# PROBLEM TO WORK ON
Below are the records. Gather each line that holds "content".

Items from a figure collection
____________________

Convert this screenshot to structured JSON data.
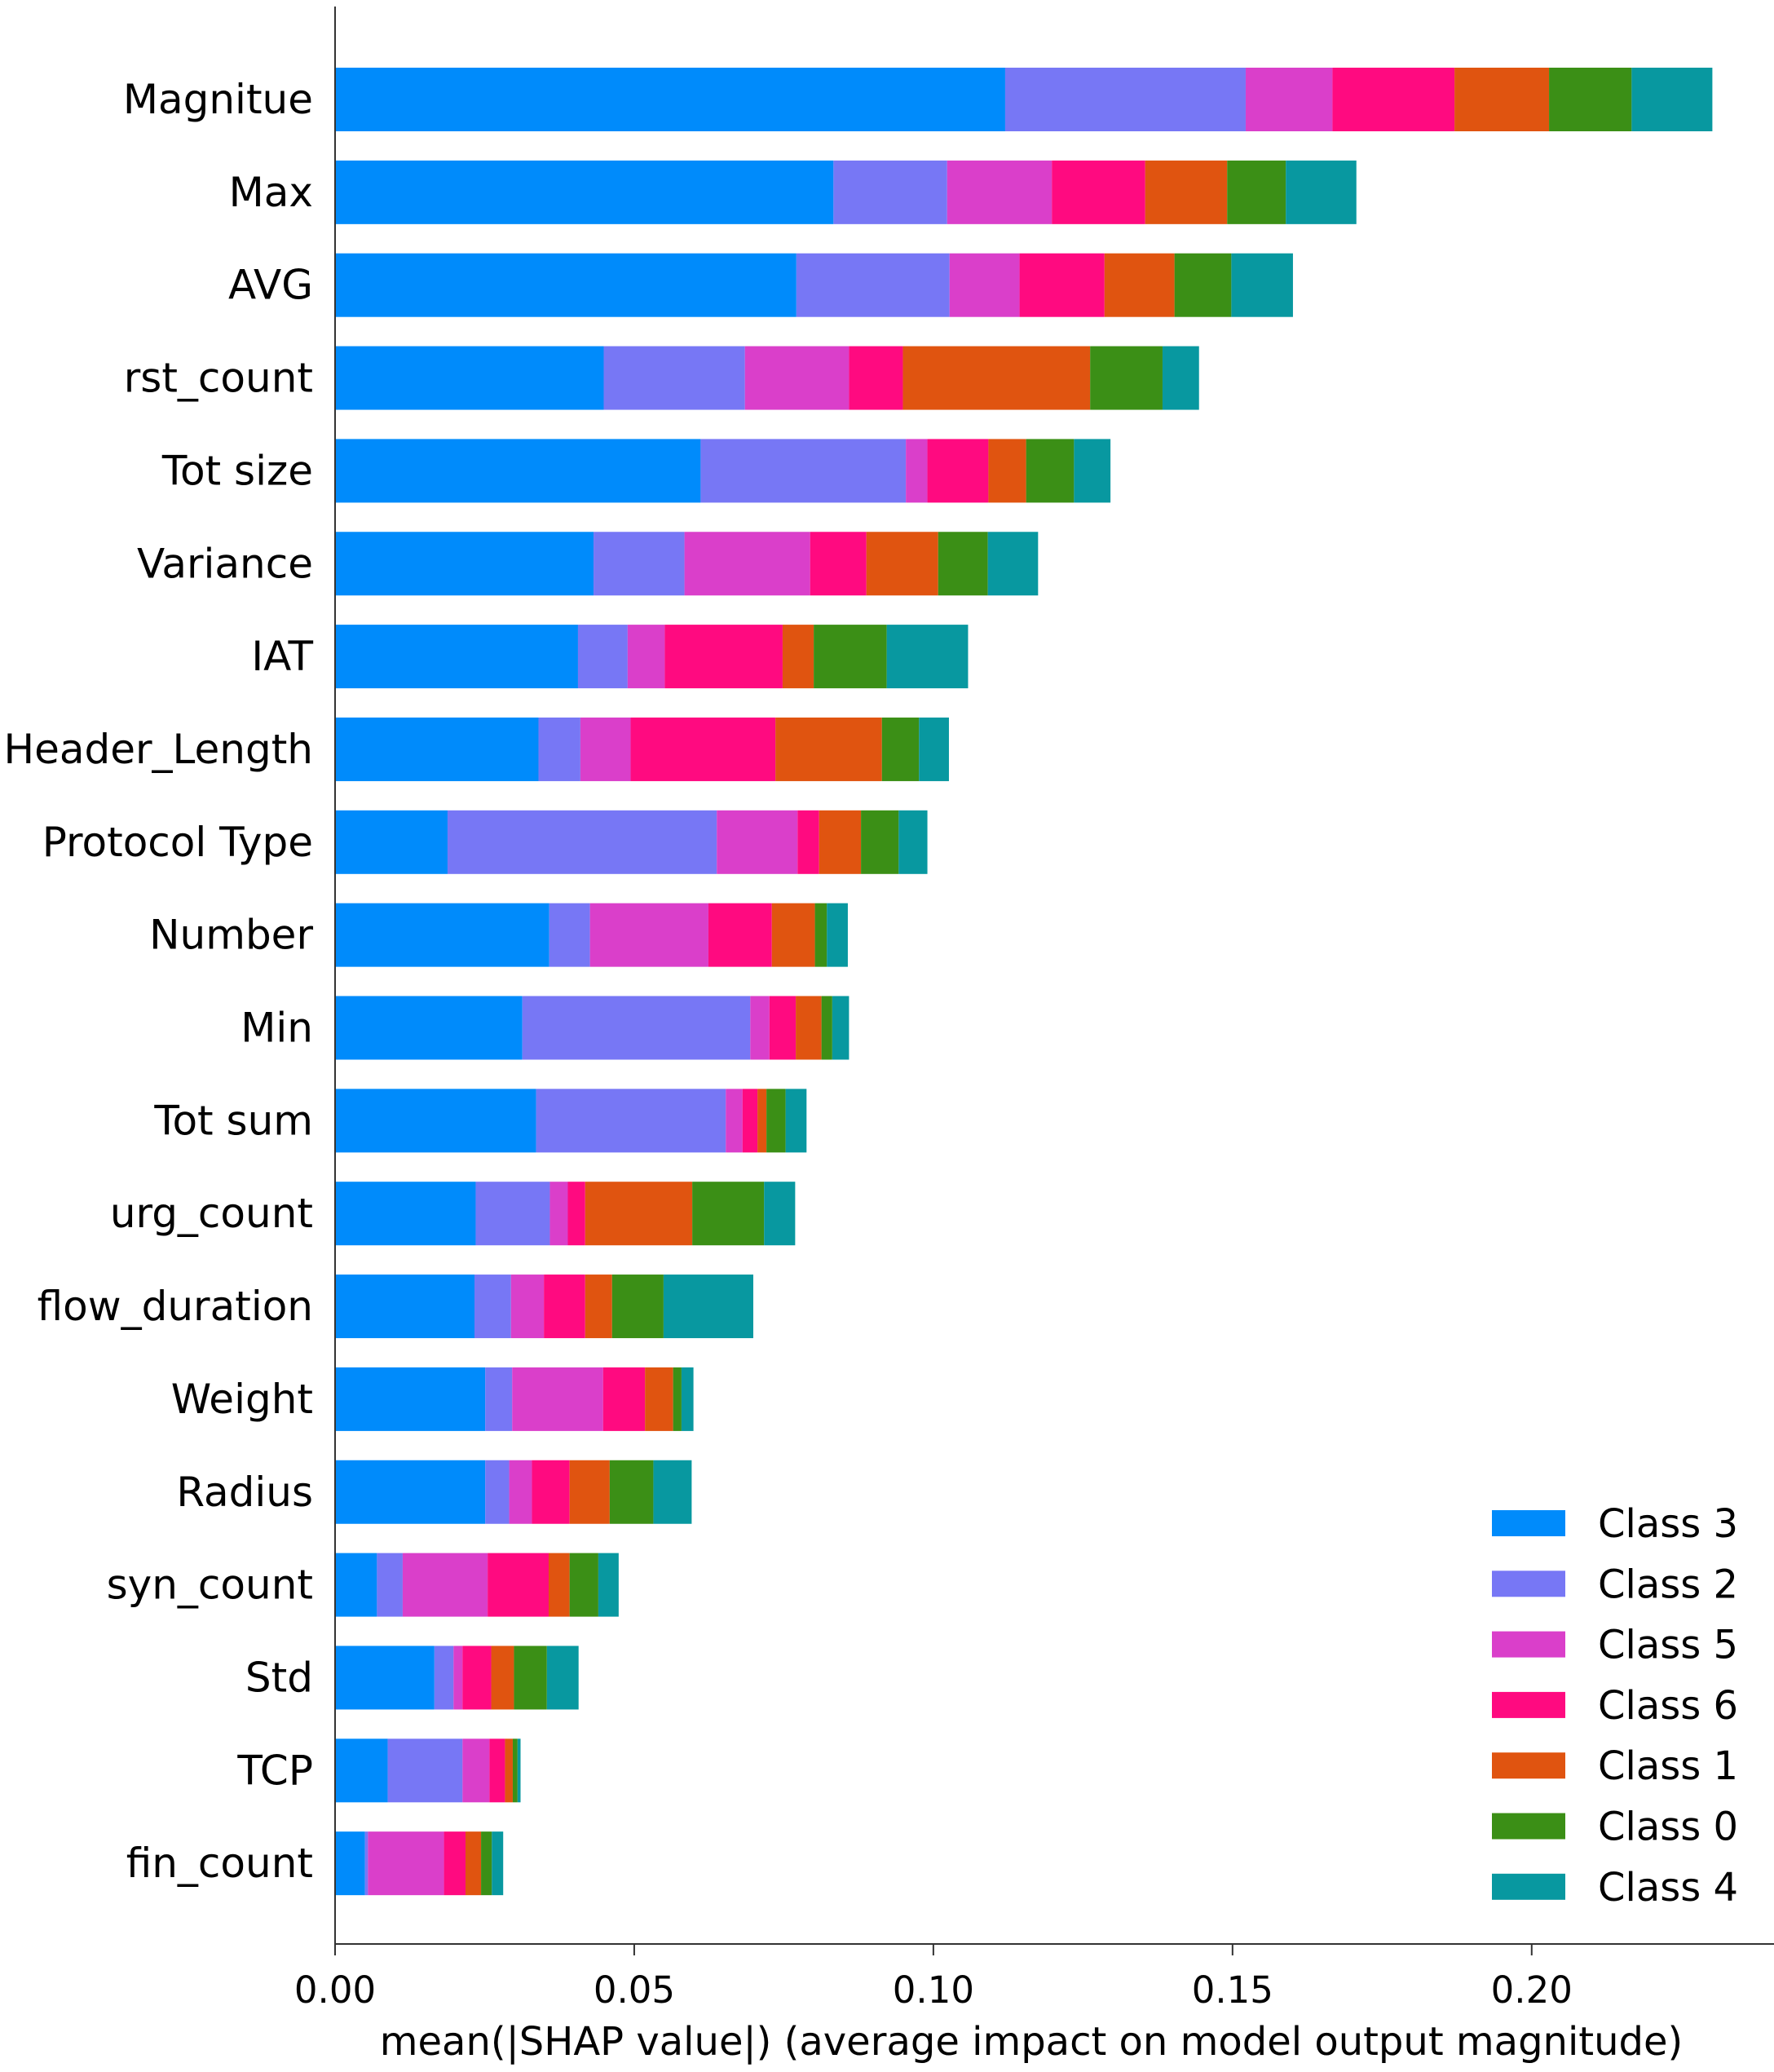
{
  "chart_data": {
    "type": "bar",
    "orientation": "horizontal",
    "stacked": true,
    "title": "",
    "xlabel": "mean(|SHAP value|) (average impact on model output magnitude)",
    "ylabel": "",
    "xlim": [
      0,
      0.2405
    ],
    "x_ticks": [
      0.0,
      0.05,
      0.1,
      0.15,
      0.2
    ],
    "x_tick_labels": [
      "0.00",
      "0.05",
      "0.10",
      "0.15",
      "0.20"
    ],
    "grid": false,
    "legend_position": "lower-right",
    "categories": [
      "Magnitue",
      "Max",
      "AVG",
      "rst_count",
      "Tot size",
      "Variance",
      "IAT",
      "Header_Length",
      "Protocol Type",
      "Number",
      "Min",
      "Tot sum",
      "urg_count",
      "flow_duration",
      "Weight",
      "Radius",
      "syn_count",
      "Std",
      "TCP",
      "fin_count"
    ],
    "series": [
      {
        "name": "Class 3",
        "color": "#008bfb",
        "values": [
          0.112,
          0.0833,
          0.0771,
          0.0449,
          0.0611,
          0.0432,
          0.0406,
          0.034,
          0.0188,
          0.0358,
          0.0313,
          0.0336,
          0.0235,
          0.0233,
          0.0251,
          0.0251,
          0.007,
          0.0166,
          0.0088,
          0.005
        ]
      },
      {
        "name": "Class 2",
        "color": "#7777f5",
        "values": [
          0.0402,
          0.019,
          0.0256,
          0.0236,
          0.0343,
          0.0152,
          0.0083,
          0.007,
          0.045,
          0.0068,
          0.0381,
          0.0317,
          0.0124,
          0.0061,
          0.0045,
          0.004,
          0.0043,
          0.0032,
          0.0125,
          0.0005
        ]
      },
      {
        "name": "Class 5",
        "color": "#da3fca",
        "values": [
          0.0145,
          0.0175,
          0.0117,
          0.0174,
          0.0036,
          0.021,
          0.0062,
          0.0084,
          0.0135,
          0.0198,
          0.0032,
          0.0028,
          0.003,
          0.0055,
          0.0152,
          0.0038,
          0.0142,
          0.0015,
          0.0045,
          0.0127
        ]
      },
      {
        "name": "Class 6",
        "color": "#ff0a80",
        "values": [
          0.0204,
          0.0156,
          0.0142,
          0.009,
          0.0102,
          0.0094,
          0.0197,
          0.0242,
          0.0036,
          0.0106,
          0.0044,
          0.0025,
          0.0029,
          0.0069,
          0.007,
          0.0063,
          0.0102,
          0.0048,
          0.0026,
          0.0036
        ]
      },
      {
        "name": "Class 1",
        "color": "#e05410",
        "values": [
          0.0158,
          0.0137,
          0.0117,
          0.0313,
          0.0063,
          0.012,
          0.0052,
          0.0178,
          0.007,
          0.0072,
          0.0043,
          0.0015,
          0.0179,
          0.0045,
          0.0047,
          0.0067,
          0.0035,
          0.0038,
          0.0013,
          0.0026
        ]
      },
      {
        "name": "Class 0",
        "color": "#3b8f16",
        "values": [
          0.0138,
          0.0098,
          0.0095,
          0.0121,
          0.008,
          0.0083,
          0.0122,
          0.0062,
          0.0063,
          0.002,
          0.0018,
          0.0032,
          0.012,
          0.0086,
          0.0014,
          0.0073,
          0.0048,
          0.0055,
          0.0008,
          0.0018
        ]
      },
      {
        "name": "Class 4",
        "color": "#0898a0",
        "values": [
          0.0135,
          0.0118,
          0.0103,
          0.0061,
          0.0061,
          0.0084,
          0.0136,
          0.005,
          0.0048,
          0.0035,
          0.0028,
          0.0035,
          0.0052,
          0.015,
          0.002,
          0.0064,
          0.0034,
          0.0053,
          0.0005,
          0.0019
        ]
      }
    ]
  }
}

____________________

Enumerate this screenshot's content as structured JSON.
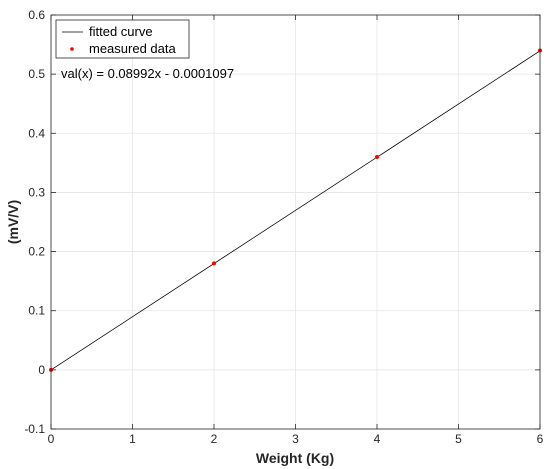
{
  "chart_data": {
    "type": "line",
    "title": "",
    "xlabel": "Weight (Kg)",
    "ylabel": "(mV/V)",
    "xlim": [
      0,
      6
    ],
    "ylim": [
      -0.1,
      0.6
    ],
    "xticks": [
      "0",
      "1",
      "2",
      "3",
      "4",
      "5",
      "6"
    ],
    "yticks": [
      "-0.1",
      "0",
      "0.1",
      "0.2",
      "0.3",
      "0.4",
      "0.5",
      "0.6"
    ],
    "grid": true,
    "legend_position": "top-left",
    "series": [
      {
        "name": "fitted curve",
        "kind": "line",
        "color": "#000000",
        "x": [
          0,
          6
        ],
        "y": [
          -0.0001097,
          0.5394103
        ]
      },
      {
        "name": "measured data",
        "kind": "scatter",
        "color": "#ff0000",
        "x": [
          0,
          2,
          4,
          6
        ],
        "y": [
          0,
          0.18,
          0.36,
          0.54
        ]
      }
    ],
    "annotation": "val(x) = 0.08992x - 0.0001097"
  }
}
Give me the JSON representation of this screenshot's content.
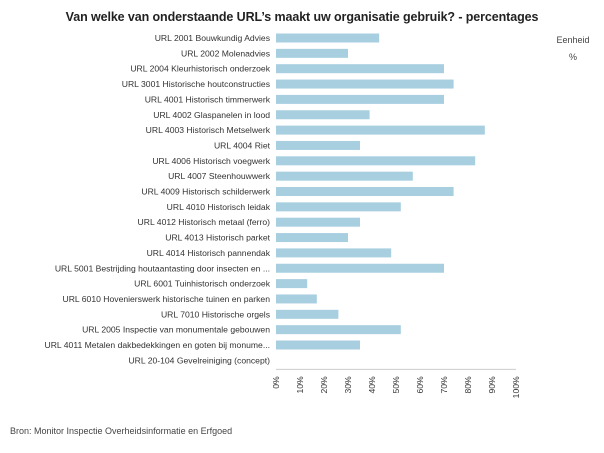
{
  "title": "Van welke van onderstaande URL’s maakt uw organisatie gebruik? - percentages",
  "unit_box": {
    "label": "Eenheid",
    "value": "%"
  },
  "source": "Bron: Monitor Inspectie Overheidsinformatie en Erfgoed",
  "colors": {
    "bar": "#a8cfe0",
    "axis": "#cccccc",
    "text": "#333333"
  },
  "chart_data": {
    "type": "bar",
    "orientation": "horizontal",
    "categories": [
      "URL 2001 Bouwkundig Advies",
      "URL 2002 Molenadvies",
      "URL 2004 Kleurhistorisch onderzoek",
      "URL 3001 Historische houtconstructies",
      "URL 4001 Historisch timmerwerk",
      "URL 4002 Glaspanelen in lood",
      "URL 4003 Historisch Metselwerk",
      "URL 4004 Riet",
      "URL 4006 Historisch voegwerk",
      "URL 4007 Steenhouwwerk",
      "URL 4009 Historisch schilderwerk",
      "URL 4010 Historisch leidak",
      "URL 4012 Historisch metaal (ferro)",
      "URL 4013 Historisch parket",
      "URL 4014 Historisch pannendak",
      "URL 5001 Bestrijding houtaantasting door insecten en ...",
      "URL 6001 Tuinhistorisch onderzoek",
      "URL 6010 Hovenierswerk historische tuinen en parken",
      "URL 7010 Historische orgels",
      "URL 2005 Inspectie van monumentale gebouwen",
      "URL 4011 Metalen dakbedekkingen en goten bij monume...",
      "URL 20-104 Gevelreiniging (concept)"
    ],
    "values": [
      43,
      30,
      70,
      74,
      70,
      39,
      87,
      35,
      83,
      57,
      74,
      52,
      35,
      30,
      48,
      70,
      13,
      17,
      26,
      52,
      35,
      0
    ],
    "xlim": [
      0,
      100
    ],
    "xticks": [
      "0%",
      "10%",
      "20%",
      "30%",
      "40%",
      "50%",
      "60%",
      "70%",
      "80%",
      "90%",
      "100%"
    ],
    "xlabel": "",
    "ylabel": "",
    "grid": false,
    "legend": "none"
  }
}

____________________

# RESPONSE TO THE TASK
Enumerate this screenshot's content as structured JSON.
Give me the JSON representation of this screenshot's content.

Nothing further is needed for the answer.